Set task:
Repeat every record below exactly, but leave out any pictures.

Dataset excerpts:
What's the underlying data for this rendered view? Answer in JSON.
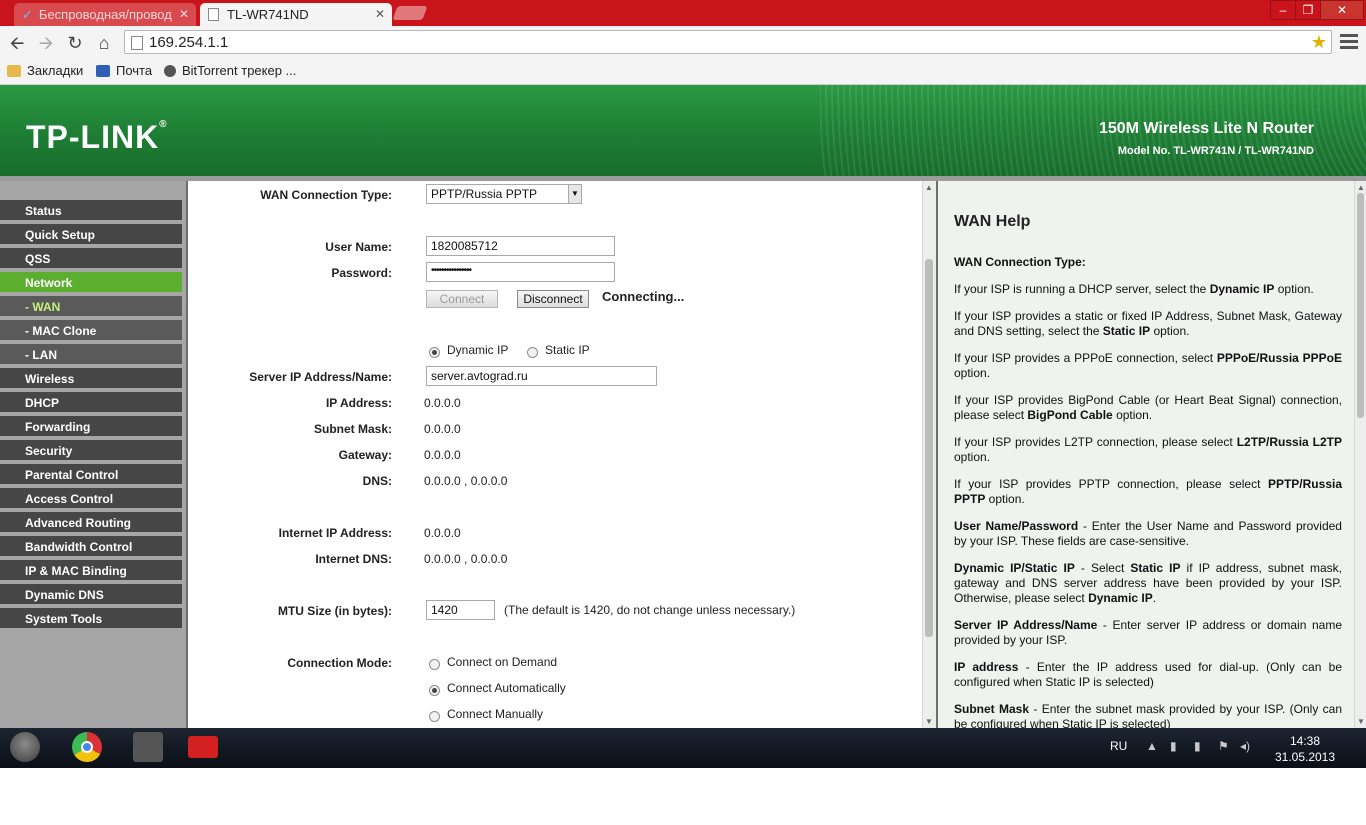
{
  "browser": {
    "tabs": [
      {
        "label": "Беспроводная/провод",
        "active": false
      },
      {
        "label": "TL-WR741ND",
        "active": true
      }
    ],
    "url": "169.254.1.1",
    "bookmarks": [
      "Закладки",
      "Почта",
      "BitTorrent трекер ..."
    ],
    "window_controls": [
      "–",
      "❐",
      "✕"
    ]
  },
  "banner": {
    "logo": "TP-LINK",
    "product": "150M Wireless Lite N Router",
    "model": "Model No. TL-WR741N / TL-WR741ND"
  },
  "sidebar": {
    "items": [
      {
        "label": "Status",
        "type": "main"
      },
      {
        "label": "Quick Setup",
        "type": "main"
      },
      {
        "label": "QSS",
        "type": "main"
      },
      {
        "label": "Network",
        "type": "active"
      },
      {
        "label": "- WAN",
        "type": "activesub"
      },
      {
        "label": "- MAC Clone",
        "type": "sub"
      },
      {
        "label": "- LAN",
        "type": "sub"
      },
      {
        "label": "Wireless",
        "type": "main"
      },
      {
        "label": "DHCP",
        "type": "main"
      },
      {
        "label": "Forwarding",
        "type": "main"
      },
      {
        "label": "Security",
        "type": "main"
      },
      {
        "label": "Parental Control",
        "type": "main"
      },
      {
        "label": "Access Control",
        "type": "main"
      },
      {
        "label": "Advanced Routing",
        "type": "main"
      },
      {
        "label": "Bandwidth Control",
        "type": "main"
      },
      {
        "label": "IP & MAC Binding",
        "type": "main"
      },
      {
        "label": "Dynamic DNS",
        "type": "main"
      },
      {
        "label": "System Tools",
        "type": "main"
      }
    ]
  },
  "form": {
    "wan_type_label": "WAN Connection Type:",
    "wan_type_value": "PPTP/Russia PPTP",
    "username_label": "User Name:",
    "username_value": "1820085712",
    "password_label": "Password:",
    "password_value": "••••••••••••••••",
    "connect_label": "Connect",
    "disconnect_label": "Disconnect",
    "status_text": "Connecting...",
    "dynamic_ip_label": "Dynamic IP",
    "static_ip_label": "Static IP",
    "ip_mode_selected": "Dynamic IP",
    "server_label": "Server IP Address/Name:",
    "server_value": "server.avtograd.ru",
    "ip_label": "IP Address:",
    "ip_value": "0.0.0.0",
    "mask_label": "Subnet Mask:",
    "mask_value": "0.0.0.0",
    "gateway_label": "Gateway:",
    "gateway_value": "0.0.0.0",
    "dns_label": "DNS:",
    "dns_value": "0.0.0.0 , 0.0.0.0",
    "inet_ip_label": "Internet IP Address:",
    "inet_ip_value": "0.0.0.0",
    "inet_dns_label": "Internet DNS:",
    "inet_dns_value": "0.0.0.0 , 0.0.0.0",
    "mtu_label": "MTU Size (in bytes):",
    "mtu_value": "1420",
    "mtu_note": "(The default is 1420, do not change unless necessary.)",
    "conn_mode_label": "Connection Mode:",
    "conn_modes": [
      "Connect on Demand",
      "Connect Automatically",
      "Connect Manually"
    ],
    "conn_mode_selected": "Connect Automatically"
  },
  "help": {
    "title": "WAN Help",
    "paragraphs": [
      [
        {
          "t": "WAN Connection Type:",
          "b": true
        }
      ],
      [
        {
          "t": "If your ISP is running a DHCP server, select the "
        },
        {
          "t": "Dynamic IP",
          "b": true
        },
        {
          "t": " option."
        }
      ],
      [
        {
          "t": "If your ISP provides a static or fixed IP Address, Subnet Mask, Gateway and DNS setting, select the "
        },
        {
          "t": "Static IP",
          "b": true
        },
        {
          "t": " option."
        }
      ],
      [
        {
          "t": "If your ISP provides a PPPoE connection, select "
        },
        {
          "t": "PPPoE/Russia PPPoE",
          "b": true
        },
        {
          "t": " option."
        }
      ],
      [
        {
          "t": "If your ISP provides BigPond Cable (or Heart Beat Signal) connection, please select "
        },
        {
          "t": "BigPond Cable",
          "b": true
        },
        {
          "t": " option."
        }
      ],
      [
        {
          "t": "If your ISP provides L2TP connection, please select "
        },
        {
          "t": "L2TP/Russia L2TP",
          "b": true
        },
        {
          "t": " option."
        }
      ],
      [
        {
          "t": "If your ISP provides PPTP connection, please select "
        },
        {
          "t": "PPTP/Russia PPTP",
          "b": true
        },
        {
          "t": " option."
        }
      ],
      [
        {
          "t": "User Name/Password",
          "b": true
        },
        {
          "t": " - Enter the User Name and Password provided by your ISP. These fields are case-sensitive."
        }
      ],
      [
        {
          "t": "Dynamic IP/Static IP",
          "b": true
        },
        {
          "t": " - Select "
        },
        {
          "t": "Static IP",
          "b": true
        },
        {
          "t": " if IP address, subnet mask, gateway and DNS server address have been provided by your ISP. Otherwise, please select "
        },
        {
          "t": "Dynamic IP",
          "b": true
        },
        {
          "t": "."
        }
      ],
      [
        {
          "t": "Server IP Address/Name",
          "b": true
        },
        {
          "t": " - Enter server IP address or domain name provided by your ISP."
        }
      ],
      [
        {
          "t": "IP address",
          "b": true
        },
        {
          "t": " - Enter the IP address used for dial-up. (Only can be configured when Static IP is selected)"
        }
      ],
      [
        {
          "t": "Subnet Mask",
          "b": true
        },
        {
          "t": " - Enter the subnet mask provided by your ISP. (Only can be configured when Static IP is selected)"
        }
      ]
    ]
  },
  "taskbar": {
    "lang": "RU",
    "time": "14:38",
    "date": "31.05.2013"
  }
}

Task output:
What's the underlying data for this rendered view? Answer in JSON.
{
  "browser": {
    "tabs": [
      {
        "label": "Беспроводная/провод",
        "active": false
      },
      {
        "label": "TL-WR741ND",
        "active": true
      }
    ],
    "url": "169.254.1.1",
    "bookmarks": [
      "Закладки",
      "Почта",
      "BitTorrent трекер ..."
    ],
    "window_controls": [
      "–",
      "❐",
      "✕"
    ]
  },
  "banner": {
    "logo": "TP-LINK",
    "product": "150M Wireless Lite N Router",
    "model": "Model No. TL-WR741N / TL-WR741ND"
  },
  "sidebar": {
    "items": [
      {
        "label": "Status",
        "type": "main"
      },
      {
        "label": "Quick Setup",
        "type": "main"
      },
      {
        "label": "QSS",
        "type": "main"
      },
      {
        "label": "Network",
        "type": "active"
      },
      {
        "label": "- WAN",
        "type": "activesub"
      },
      {
        "label": "- MAC Clone",
        "type": "sub"
      },
      {
        "label": "- LAN",
        "type": "sub"
      },
      {
        "label": "Wireless",
        "type": "main"
      },
      {
        "label": "DHCP",
        "type": "main"
      },
      {
        "label": "Forwarding",
        "type": "main"
      },
      {
        "label": "Security",
        "type": "main"
      },
      {
        "label": "Parental Control",
        "type": "main"
      },
      {
        "label": "Access Control",
        "type": "main"
      },
      {
        "label": "Advanced Routing",
        "type": "main"
      },
      {
        "label": "Bandwidth Control",
        "type": "main"
      },
      {
        "label": "IP & MAC Binding",
        "type": "main"
      },
      {
        "label": "Dynamic DNS",
        "type": "main"
      },
      {
        "label": "System Tools",
        "type": "main"
      }
    ]
  },
  "form": {
    "wan_type_label": "WAN Connection Type:",
    "wan_type_value": "PPTP/Russia PPTP",
    "username_label": "User Name:",
    "username_value": "1820085712",
    "password_label": "Password:",
    "password_value": "••••••••••••••••",
    "connect_label": "Connect",
    "disconnect_label": "Disconnect",
    "status_text": "Connecting...",
    "dynamic_ip_label": "Dynamic IP",
    "static_ip_label": "Static IP",
    "ip_mode_selected": "Dynamic IP",
    "server_label": "Server IP Address/Name:",
    "server_value": "server.avtograd.ru",
    "ip_label": "IP Address:",
    "ip_value": "0.0.0.0",
    "mask_label": "Subnet Mask:",
    "mask_value": "0.0.0.0",
    "gateway_label": "Gateway:",
    "gateway_value": "0.0.0.0",
    "dns_label": "DNS:",
    "dns_value": "0.0.0.0 , 0.0.0.0",
    "inet_ip_label": "Internet IP Address:",
    "inet_ip_value": "0.0.0.0",
    "inet_dns_label": "Internet DNS:",
    "inet_dns_value": "0.0.0.0 , 0.0.0.0",
    "mtu_label": "MTU Size (in bytes):",
    "mtu_value": "1420",
    "mtu_note": "(The default is 1420, do not change unless necessary.)",
    "conn_mode_label": "Connection Mode:",
    "conn_modes": [
      "Connect on Demand",
      "Connect Automatically",
      "Connect Manually"
    ],
    "conn_mode_selected": "Connect Automatically"
  },
  "help": {
    "title": "WAN Help",
    "paragraphs": [
      [
        {
          "t": "WAN Connection Type:",
          "b": true
        }
      ],
      [
        {
          "t": "If your ISP is running a DHCP server, select the "
        },
        {
          "t": "Dynamic IP",
          "b": true
        },
        {
          "t": " option."
        }
      ],
      [
        {
          "t": "If your ISP provides a static or fixed IP Address, Subnet Mask, Gateway and DNS setting, select the "
        },
        {
          "t": "Static IP",
          "b": true
        },
        {
          "t": " option."
        }
      ],
      [
        {
          "t": "If your ISP provides a PPPoE connection, select "
        },
        {
          "t": "PPPoE/Russia PPPoE",
          "b": true
        },
        {
          "t": " option."
        }
      ],
      [
        {
          "t": "If your ISP provides BigPond Cable (or Heart Beat Signal) connection, please select "
        },
        {
          "t": "BigPond Cable",
          "b": true
        },
        {
          "t": " option."
        }
      ],
      [
        {
          "t": "If your ISP provides L2TP connection, please select "
        },
        {
          "t": "L2TP/Russia L2TP",
          "b": true
        },
        {
          "t": " option."
        }
      ],
      [
        {
          "t": "If your ISP provides PPTP connection, please select "
        },
        {
          "t": "PPTP/Russia PPTP",
          "b": true
        },
        {
          "t": " option."
        }
      ],
      [
        {
          "t": "User Name/Password",
          "b": true
        },
        {
          "t": " - Enter the User Name and Password provided by your ISP. These fields are case-sensitive."
        }
      ],
      [
        {
          "t": "Dynamic IP/Static IP",
          "b": true
        },
        {
          "t": " - Select "
        },
        {
          "t": "Static IP",
          "b": true
        },
        {
          "t": " if IP address, subnet mask, gateway and DNS server address have been provided by your ISP. Otherwise, please select "
        },
        {
          "t": "Dynamic IP",
          "b": true
        },
        {
          "t": "."
        }
      ],
      [
        {
          "t": "Server IP Address/Name",
          "b": true
        },
        {
          "t": " - Enter server IP address or domain name provided by your ISP."
        }
      ],
      [
        {
          "t": "IP address",
          "b": true
        },
        {
          "t": " - Enter the IP address used for dial-up. (Only can be configured when Static IP is selected)"
        }
      ],
      [
        {
          "t": "Subnet Mask",
          "b": true
        },
        {
          "t": " - Enter the subnet mask provided by your ISP. (Only can be configured when Static IP is selected)"
        }
      ]
    ]
  },
  "taskbar": {
    "lang": "RU",
    "time": "14:38",
    "date": "31.05.2013"
  }
}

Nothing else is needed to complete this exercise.